Task prompt
Omit the pictures, then reproduce every remaining record exactly.

Dataset records on visual material:
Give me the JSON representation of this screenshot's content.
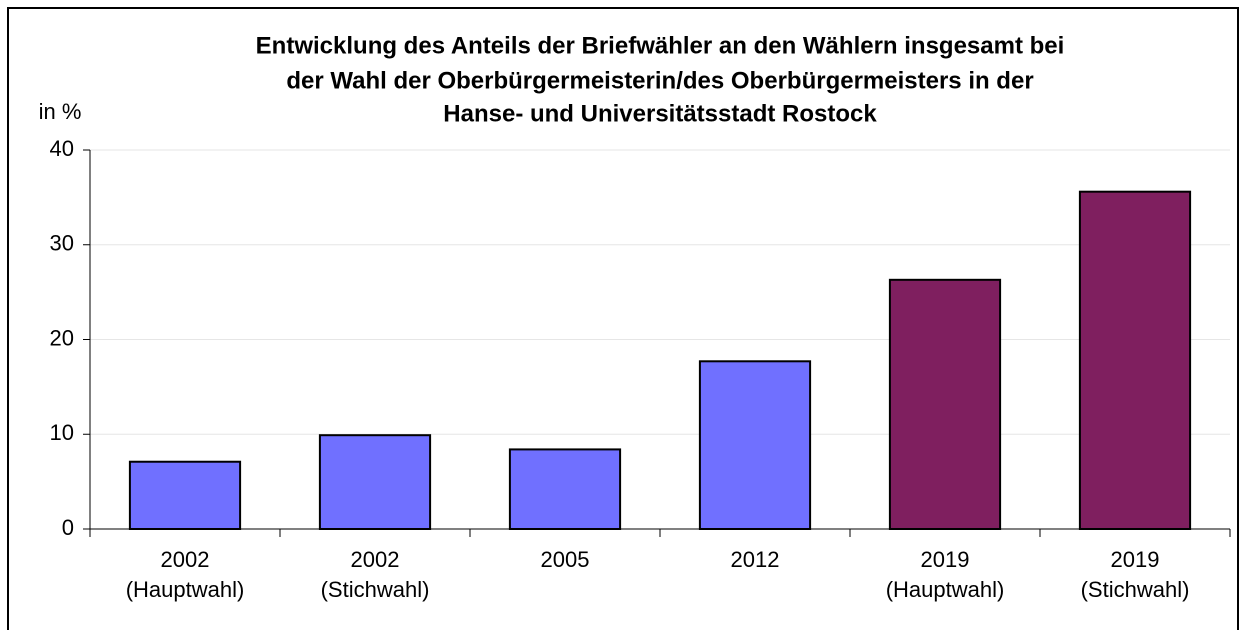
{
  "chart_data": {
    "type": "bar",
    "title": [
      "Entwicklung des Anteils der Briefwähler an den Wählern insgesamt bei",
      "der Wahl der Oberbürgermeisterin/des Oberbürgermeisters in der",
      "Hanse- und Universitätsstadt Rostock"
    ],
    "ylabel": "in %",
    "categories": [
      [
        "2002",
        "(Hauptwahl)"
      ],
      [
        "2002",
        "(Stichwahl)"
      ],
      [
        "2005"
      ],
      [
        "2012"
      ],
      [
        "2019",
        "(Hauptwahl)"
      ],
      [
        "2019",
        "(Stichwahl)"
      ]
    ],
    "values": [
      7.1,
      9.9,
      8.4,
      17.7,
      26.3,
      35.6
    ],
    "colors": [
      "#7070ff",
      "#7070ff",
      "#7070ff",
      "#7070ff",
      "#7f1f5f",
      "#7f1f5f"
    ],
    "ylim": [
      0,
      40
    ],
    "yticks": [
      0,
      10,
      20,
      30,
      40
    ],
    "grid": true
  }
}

Exercise output
Give me the JSON representation of this screenshot's content.
{
  "chart_data": {
    "type": "bar",
    "title": [
      "Entwicklung des Anteils der Briefwähler an den Wählern insgesamt bei",
      "der Wahl der Oberbürgermeisterin/des Oberbürgermeisters in der",
      "Hanse- und Universitätsstadt Rostock"
    ],
    "ylabel": "in %",
    "categories": [
      [
        "2002",
        "(Hauptwahl)"
      ],
      [
        "2002",
        "(Stichwahl)"
      ],
      [
        "2005"
      ],
      [
        "2012"
      ],
      [
        "2019",
        "(Hauptwahl)"
      ],
      [
        "2019",
        "(Stichwahl)"
      ]
    ],
    "values": [
      7.1,
      9.9,
      8.4,
      17.7,
      26.3,
      35.6
    ],
    "colors": [
      "#7070ff",
      "#7070ff",
      "#7070ff",
      "#7070ff",
      "#7f1f5f",
      "#7f1f5f"
    ],
    "ylim": [
      0,
      40
    ],
    "yticks": [
      0,
      10,
      20,
      30,
      40
    ],
    "grid": true
  }
}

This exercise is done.